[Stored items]
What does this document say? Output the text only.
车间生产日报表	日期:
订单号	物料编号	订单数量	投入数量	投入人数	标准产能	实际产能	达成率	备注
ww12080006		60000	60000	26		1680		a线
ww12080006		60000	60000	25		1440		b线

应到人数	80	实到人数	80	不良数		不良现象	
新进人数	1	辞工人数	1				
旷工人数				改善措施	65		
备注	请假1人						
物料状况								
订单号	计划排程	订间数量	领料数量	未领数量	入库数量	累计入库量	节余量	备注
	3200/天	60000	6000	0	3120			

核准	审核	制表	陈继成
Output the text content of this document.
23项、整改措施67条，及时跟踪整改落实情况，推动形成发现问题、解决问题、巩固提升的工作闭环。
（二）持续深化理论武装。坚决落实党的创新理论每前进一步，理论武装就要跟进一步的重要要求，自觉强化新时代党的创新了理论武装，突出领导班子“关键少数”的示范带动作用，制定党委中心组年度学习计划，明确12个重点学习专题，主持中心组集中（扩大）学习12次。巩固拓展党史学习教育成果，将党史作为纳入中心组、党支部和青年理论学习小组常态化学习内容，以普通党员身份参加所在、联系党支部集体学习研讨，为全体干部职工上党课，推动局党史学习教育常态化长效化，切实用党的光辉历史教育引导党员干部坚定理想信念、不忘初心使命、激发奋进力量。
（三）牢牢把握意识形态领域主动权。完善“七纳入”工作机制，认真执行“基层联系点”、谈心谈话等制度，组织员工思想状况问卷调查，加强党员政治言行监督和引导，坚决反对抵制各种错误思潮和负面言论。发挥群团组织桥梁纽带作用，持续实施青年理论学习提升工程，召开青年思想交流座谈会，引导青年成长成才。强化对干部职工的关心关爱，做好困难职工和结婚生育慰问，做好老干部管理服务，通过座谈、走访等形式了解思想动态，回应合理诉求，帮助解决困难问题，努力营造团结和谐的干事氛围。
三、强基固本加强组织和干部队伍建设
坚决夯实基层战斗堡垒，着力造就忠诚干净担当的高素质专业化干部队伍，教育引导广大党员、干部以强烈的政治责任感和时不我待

* Exercise goal: Check each line of the records for the string "Output" and state how many lines contain it. Give only the number.

* Task solution: 2